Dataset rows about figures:
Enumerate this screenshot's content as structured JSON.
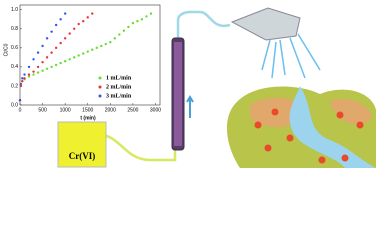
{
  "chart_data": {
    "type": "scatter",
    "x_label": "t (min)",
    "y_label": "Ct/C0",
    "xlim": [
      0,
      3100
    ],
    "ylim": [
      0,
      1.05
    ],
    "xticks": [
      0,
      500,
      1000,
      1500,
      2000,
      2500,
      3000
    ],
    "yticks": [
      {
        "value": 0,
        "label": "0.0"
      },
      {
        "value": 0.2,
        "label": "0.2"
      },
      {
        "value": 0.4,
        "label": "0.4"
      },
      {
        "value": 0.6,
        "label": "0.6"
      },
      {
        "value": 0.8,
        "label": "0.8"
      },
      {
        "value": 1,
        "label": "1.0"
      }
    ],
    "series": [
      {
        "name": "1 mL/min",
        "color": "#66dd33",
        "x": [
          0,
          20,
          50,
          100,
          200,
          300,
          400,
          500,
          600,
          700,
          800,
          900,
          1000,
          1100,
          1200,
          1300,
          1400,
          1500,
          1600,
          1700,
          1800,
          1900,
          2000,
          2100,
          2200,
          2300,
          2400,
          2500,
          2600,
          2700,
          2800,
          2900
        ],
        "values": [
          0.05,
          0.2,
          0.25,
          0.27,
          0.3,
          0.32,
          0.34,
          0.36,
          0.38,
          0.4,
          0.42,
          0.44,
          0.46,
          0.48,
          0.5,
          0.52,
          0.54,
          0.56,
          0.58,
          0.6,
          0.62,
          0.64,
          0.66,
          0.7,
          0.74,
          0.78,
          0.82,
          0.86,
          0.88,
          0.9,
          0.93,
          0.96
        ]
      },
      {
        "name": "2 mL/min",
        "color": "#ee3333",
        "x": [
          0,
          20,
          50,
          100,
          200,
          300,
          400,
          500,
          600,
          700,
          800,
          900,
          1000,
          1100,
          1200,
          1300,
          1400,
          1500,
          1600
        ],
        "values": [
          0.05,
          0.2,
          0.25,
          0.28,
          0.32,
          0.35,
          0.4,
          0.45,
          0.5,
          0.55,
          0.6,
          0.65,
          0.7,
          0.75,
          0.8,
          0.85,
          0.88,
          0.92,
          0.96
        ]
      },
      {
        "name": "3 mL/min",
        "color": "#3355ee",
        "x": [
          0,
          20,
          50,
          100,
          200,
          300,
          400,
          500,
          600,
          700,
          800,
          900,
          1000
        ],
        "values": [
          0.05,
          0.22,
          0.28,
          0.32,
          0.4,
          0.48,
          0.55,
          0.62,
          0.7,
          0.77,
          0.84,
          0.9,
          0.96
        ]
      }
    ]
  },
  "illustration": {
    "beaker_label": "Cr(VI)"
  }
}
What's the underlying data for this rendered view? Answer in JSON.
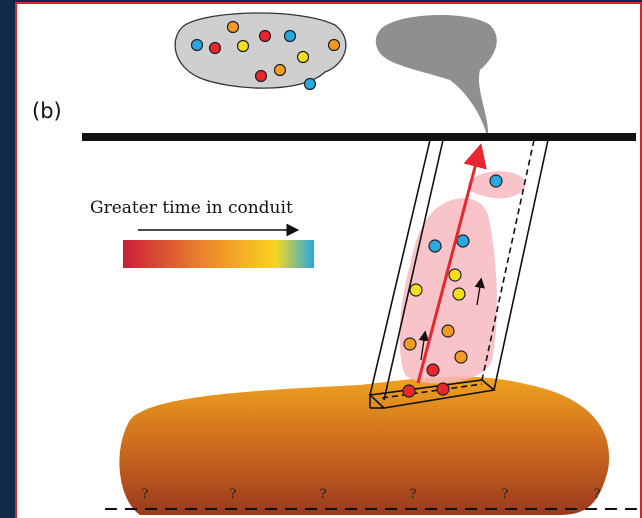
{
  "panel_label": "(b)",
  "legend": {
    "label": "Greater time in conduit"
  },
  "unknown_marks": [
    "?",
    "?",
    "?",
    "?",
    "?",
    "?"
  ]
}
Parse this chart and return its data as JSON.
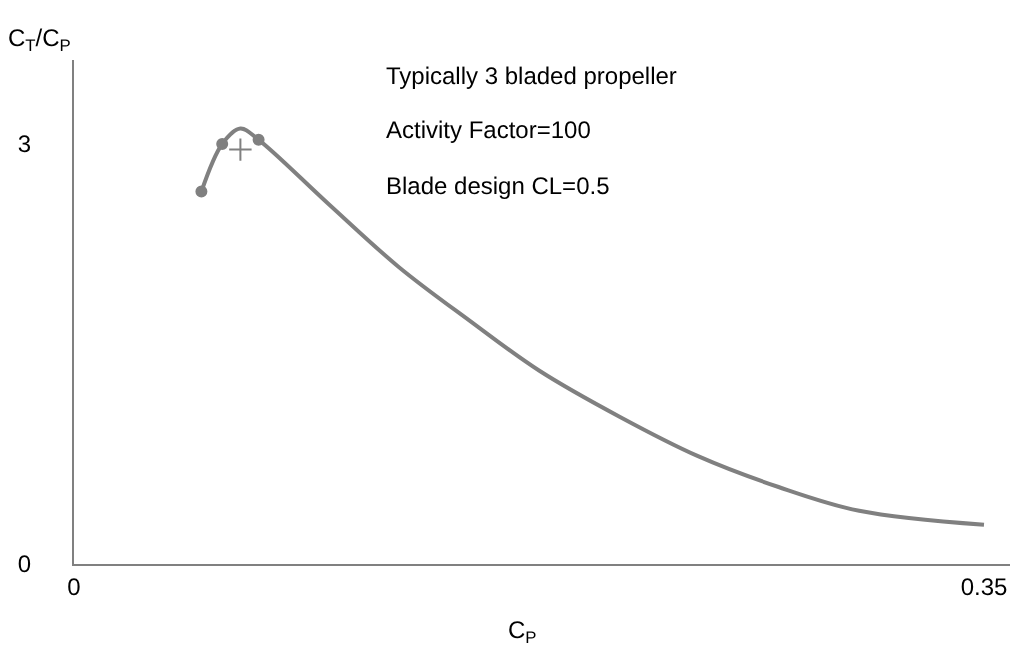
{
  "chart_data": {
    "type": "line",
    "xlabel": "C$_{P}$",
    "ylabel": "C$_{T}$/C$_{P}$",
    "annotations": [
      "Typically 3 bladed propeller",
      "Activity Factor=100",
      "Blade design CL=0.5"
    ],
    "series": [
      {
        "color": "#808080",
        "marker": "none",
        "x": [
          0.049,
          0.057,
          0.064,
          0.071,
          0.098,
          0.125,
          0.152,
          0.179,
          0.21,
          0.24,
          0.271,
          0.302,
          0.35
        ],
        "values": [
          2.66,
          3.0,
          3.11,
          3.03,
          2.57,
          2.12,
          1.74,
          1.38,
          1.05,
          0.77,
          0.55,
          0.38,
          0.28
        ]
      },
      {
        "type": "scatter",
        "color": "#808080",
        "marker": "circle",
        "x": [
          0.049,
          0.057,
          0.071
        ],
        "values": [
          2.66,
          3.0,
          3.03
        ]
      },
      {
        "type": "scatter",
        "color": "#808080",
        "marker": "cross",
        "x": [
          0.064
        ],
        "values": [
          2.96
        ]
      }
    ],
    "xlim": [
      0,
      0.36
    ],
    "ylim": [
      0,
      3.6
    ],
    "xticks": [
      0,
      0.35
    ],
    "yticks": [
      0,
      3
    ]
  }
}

Exercise instructions> Write out the whole listing exactly, and drop the pictures.

Final result>
Enumerate this screenshot's content as structured JSON.
{
  "chart_data": {
    "type": "scatter",
    "x_label": "t (min)",
    "y_label": "Ct/C0",
    "xlim": [
      0,
      3100
    ],
    "ylim": [
      0,
      1.05
    ],
    "xticks": [
      0,
      500,
      1000,
      1500,
      2000,
      2500,
      3000
    ],
    "yticks": [
      {
        "value": 0,
        "label": "0.0"
      },
      {
        "value": 0.2,
        "label": "0.2"
      },
      {
        "value": 0.4,
        "label": "0.4"
      },
      {
        "value": 0.6,
        "label": "0.6"
      },
      {
        "value": 0.8,
        "label": "0.8"
      },
      {
        "value": 1,
        "label": "1.0"
      }
    ],
    "series": [
      {
        "name": "1 mL/min",
        "color": "#66dd33",
        "x": [
          0,
          20,
          50,
          100,
          200,
          300,
          400,
          500,
          600,
          700,
          800,
          900,
          1000,
          1100,
          1200,
          1300,
          1400,
          1500,
          1600,
          1700,
          1800,
          1900,
          2000,
          2100,
          2200,
          2300,
          2400,
          2500,
          2600,
          2700,
          2800,
          2900
        ],
        "values": [
          0.05,
          0.2,
          0.25,
          0.27,
          0.3,
          0.32,
          0.34,
          0.36,
          0.38,
          0.4,
          0.42,
          0.44,
          0.46,
          0.48,
          0.5,
          0.52,
          0.54,
          0.56,
          0.58,
          0.6,
          0.62,
          0.64,
          0.66,
          0.7,
          0.74,
          0.78,
          0.82,
          0.86,
          0.88,
          0.9,
          0.93,
          0.96
        ]
      },
      {
        "name": "2 mL/min",
        "color": "#ee3333",
        "x": [
          0,
          20,
          50,
          100,
          200,
          300,
          400,
          500,
          600,
          700,
          800,
          900,
          1000,
          1100,
          1200,
          1300,
          1400,
          1500,
          1600
        ],
        "values": [
          0.05,
          0.2,
          0.25,
          0.28,
          0.32,
          0.35,
          0.4,
          0.45,
          0.5,
          0.55,
          0.6,
          0.65,
          0.7,
          0.75,
          0.8,
          0.85,
          0.88,
          0.92,
          0.96
        ]
      },
      {
        "name": "3 mL/min",
        "color": "#3355ee",
        "x": [
          0,
          20,
          50,
          100,
          200,
          300,
          400,
          500,
          600,
          700,
          800,
          900,
          1000
        ],
        "values": [
          0.05,
          0.22,
          0.28,
          0.32,
          0.4,
          0.48,
          0.55,
          0.62,
          0.7,
          0.77,
          0.84,
          0.9,
          0.96
        ]
      }
    ]
  },
  "illustration": {
    "beaker_label": "Cr(VI)"
  }
}
What's the underlying data for this rendered view? Answer in JSON.
{
  "panel_label": "(b)",
  "legend": {
    "label": "Greater time in conduit"
  },
  "unknown_marks": [
    "?",
    "?",
    "?",
    "?",
    "?",
    "?"
  ]
}
Parse this chart and return its data as JSON.
{
  "chart_data": {
    "type": "line",
    "xlabel": "C$_{P}$",
    "ylabel": "C$_{T}$/C$_{P}$",
    "annotations": [
      "Typically 3 bladed propeller",
      "Activity Factor=100",
      "Blade design CL=0.5"
    ],
    "series": [
      {
        "color": "#808080",
        "marker": "none",
        "x": [
          0.049,
          0.057,
          0.064,
          0.071,
          0.098,
          0.125,
          0.152,
          0.179,
          0.21,
          0.24,
          0.271,
          0.302,
          0.35
        ],
        "values": [
          2.66,
          3.0,
          3.11,
          3.03,
          2.57,
          2.12,
          1.74,
          1.38,
          1.05,
          0.77,
          0.55,
          0.38,
          0.28
        ]
      },
      {
        "type": "scatter",
        "color": "#808080",
        "marker": "circle",
        "x": [
          0.049,
          0.057,
          0.071
        ],
        "values": [
          2.66,
          3.0,
          3.03
        ]
      },
      {
        "type": "scatter",
        "color": "#808080",
        "marker": "cross",
        "x": [
          0.064
        ],
        "values": [
          2.96
        ]
      }
    ],
    "xlim": [
      0,
      0.36
    ],
    "ylim": [
      0,
      3.6
    ],
    "xticks": [
      0,
      0.35
    ],
    "yticks": [
      0,
      3
    ]
  }
}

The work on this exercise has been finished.